Transcribe the data that follows precisely, omitting nothing.

# AVAILABLE DATA
******
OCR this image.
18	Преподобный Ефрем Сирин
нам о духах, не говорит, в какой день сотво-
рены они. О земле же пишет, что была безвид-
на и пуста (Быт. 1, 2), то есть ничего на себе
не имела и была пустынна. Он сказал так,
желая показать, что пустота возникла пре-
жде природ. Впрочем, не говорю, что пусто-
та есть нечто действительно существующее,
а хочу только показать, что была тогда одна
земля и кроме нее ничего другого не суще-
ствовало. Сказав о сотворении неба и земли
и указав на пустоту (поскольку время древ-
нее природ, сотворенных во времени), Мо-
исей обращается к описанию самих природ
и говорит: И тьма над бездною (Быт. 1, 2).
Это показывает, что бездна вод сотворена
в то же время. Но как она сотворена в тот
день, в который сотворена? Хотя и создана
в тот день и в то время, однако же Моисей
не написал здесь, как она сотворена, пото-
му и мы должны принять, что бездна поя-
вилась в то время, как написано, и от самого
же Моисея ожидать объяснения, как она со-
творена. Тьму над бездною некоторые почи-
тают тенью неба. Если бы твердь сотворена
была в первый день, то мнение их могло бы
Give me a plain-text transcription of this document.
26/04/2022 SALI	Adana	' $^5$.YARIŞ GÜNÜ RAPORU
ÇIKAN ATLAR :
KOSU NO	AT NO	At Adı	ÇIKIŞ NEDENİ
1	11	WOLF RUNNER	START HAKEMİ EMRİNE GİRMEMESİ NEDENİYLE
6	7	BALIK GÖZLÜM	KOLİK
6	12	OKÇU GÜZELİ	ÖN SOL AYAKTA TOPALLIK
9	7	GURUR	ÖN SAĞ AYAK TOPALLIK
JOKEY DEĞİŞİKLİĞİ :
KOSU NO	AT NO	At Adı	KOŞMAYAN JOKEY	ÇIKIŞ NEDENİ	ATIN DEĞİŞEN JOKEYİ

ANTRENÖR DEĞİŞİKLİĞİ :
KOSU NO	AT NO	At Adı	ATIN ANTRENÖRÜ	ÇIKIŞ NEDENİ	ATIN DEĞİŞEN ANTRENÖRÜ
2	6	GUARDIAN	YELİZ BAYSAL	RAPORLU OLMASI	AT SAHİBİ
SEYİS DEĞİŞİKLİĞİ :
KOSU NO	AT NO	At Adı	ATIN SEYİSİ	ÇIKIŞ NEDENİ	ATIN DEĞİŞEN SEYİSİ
******
# ANSWER TO THIS EXERCISE
OCR this image.
18	Преподобный Ефрем Сирин
нам о духах, не говорит, в какой день сотво-
рены они. О земле же пишет, что была безвид-
на и пуста (Быт. 1, 2), то есть ничего на себе
не имела и была пустынна. Он сказал так,
желая показать, что пустота возникла пре-
жде природ. Впрочем, не говорю, что пусто-
та есть нечто действительно существующее,
а хочу только показать, что была тогда одна
земля и кроме нее ничего другого не суще-
ствовало. Сказав о сотворении неба и земли
и указав на пустоту (поскольку время древ-
нее природ, сотворенных во времени), Мо-
исей обращается к описанию самих природ
и говорит: И тьма над бездною (Быт. 1, 2).
Это показывает, что бездна вод сотворена
в то же время. Но как она сотворена в тот
день, в который сотворена? Хотя и создана
в тот день и в то время, однако же Моисей
не написал здесь, как она сотворена, пото-
му и мы должны принять, что бездна поя-
вилась в то время, как написано, и от самого
же Моисея ожидать объяснения, как она со-
творена. Тьму над бездною некоторые почи-
тают тенью неба. Если бы твердь сотворена
была в первый день, то мнение их могло бы
Give me a plain-text transcription of this document.
26/04/2022 SALI	Adana	' $^5$.YARIŞ GÜNÜ RAPORU
ÇIKAN ATLAR :
KOSU NO	AT NO	At Adı	ÇIKIŞ NEDENİ
1	11	WOLF RUNNER	START HAKEMİ EMRİNE GİRMEMESİ NEDENİYLE
6	7	BALIK GÖZLÜM	KOLİK
6	12	OKÇU GÜZELİ	ÖN SOL AYAKTA TOPALLIK
9	7	GURUR	ÖN SAĞ AYAK TOPALLIK
JOKEY DEĞİŞİKLİĞİ :
KOSU NO	AT NO	At Adı	KOŞMAYAN JOKEY	ÇIKIŞ NEDENİ	ATIN DEĞİŞEN JOKEYİ

ANTRENÖR DEĞİŞİKLİĞİ :
KOSU NO	AT NO	At Adı	ATIN ANTRENÖRÜ	ÇIKIŞ NEDENİ	ATIN DEĞİŞEN ANTRENÖRÜ
2	6	GUARDIAN	YELİZ BAYSAL	RAPORLU OLMASI	AT SAHİBİ
SEYİS DEĞİŞİKLİĞİ :
KOSU NO	AT NO	At Adı	ATIN SEYİSİ	ÇIKIŞ NEDENİ	ATIN DEĞİŞEN SEYİSİ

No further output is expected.